Excerpts from a figure dataset
* * *

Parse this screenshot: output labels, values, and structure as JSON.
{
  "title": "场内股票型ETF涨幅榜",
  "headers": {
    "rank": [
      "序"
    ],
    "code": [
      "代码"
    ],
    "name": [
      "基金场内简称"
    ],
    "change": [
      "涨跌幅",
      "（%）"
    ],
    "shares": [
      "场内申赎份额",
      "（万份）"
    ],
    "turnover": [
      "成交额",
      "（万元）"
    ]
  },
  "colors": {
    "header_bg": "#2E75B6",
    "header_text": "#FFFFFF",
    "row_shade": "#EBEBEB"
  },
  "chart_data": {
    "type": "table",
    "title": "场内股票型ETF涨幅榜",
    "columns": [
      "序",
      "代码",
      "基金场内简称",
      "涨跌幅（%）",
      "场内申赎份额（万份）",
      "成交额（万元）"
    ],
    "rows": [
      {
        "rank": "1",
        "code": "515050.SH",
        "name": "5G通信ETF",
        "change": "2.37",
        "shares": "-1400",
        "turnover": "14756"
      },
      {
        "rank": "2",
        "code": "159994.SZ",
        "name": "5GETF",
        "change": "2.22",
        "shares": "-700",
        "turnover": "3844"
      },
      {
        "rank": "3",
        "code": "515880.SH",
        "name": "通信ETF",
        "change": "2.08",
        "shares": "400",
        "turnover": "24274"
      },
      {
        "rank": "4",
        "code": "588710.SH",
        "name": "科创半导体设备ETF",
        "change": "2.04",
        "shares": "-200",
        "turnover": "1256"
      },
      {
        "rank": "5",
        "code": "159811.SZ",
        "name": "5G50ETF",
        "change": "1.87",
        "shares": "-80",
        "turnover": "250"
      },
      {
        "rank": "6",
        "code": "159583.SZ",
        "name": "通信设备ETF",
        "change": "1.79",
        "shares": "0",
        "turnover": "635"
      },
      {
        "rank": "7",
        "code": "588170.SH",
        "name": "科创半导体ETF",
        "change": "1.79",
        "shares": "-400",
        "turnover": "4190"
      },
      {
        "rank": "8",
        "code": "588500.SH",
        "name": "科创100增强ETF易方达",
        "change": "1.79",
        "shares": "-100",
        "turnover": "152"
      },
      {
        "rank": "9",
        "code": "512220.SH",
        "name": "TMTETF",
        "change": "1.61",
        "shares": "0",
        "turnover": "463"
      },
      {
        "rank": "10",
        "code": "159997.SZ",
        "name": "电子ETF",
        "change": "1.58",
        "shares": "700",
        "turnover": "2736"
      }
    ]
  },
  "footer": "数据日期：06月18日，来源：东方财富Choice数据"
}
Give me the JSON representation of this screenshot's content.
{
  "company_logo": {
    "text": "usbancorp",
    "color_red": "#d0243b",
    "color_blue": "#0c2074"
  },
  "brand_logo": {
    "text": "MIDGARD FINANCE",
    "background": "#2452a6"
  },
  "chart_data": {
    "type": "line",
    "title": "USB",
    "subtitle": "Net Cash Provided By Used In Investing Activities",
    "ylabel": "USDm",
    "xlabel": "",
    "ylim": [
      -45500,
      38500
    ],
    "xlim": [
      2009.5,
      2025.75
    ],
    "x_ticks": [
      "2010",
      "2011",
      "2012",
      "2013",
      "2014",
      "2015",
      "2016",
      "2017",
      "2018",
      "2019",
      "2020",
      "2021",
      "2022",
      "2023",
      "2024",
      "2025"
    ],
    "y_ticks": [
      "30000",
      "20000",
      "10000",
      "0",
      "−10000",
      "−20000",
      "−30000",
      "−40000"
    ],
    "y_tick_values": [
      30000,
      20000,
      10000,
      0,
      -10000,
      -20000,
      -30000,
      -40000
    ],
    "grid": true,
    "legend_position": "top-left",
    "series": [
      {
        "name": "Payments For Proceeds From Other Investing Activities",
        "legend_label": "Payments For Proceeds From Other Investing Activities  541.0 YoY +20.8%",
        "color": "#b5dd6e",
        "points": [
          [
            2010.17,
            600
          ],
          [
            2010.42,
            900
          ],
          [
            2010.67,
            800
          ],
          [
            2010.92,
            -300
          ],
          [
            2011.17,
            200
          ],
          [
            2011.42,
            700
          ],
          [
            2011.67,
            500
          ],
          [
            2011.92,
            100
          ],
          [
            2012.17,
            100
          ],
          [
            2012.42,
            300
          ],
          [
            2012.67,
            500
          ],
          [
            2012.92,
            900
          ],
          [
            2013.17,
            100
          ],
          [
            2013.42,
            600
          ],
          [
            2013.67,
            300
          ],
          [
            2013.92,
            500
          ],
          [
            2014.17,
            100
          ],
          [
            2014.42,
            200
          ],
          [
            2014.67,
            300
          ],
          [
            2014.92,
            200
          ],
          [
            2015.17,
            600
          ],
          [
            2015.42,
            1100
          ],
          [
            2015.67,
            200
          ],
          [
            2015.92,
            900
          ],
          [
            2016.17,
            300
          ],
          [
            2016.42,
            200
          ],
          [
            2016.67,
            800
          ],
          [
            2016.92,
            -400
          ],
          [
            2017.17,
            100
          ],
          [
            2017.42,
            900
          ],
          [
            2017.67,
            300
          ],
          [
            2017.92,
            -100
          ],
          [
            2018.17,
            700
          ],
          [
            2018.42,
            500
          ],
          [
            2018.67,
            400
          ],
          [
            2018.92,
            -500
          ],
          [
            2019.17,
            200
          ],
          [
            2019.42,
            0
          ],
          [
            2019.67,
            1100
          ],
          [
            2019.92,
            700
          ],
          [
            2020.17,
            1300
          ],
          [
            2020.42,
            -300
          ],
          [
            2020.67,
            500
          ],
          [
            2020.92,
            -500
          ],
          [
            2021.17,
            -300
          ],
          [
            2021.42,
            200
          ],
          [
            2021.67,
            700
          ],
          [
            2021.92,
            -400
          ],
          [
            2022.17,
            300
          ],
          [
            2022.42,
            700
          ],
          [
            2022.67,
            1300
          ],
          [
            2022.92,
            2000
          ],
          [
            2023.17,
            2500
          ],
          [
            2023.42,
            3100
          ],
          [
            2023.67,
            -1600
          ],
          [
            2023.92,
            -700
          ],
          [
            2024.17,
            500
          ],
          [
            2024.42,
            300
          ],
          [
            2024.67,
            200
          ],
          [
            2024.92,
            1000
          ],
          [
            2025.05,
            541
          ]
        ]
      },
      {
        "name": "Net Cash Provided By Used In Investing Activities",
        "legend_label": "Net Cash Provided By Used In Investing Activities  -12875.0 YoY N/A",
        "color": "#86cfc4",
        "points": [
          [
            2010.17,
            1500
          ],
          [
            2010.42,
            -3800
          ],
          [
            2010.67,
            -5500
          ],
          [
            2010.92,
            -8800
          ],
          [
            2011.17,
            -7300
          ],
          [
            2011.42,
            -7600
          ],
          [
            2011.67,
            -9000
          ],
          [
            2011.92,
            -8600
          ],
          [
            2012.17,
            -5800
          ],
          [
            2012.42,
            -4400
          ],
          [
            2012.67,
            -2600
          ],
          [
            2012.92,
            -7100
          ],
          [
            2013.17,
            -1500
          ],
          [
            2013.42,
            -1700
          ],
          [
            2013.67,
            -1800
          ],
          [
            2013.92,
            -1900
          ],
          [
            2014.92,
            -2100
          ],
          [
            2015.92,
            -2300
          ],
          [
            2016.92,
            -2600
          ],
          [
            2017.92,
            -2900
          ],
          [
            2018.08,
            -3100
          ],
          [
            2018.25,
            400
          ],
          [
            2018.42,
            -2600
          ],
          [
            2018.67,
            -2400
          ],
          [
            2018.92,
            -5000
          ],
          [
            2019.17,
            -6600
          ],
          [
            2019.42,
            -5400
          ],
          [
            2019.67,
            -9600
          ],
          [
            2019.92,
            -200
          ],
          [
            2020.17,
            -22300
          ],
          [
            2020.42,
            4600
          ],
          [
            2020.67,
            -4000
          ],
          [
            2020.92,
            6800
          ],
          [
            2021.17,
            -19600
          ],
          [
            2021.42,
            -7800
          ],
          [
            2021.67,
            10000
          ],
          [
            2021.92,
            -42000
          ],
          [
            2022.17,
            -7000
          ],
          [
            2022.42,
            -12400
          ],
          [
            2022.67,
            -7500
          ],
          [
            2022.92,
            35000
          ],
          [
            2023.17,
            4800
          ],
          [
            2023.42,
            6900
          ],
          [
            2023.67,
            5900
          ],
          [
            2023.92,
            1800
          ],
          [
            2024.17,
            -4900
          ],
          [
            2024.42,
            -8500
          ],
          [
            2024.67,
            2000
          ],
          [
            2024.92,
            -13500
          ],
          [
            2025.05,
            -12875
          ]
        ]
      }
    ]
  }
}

* * *

### REQUIREMENTS
State the number of lines in the records that contain the string "Other", and nothing more.

### FINISHED ANSWER
2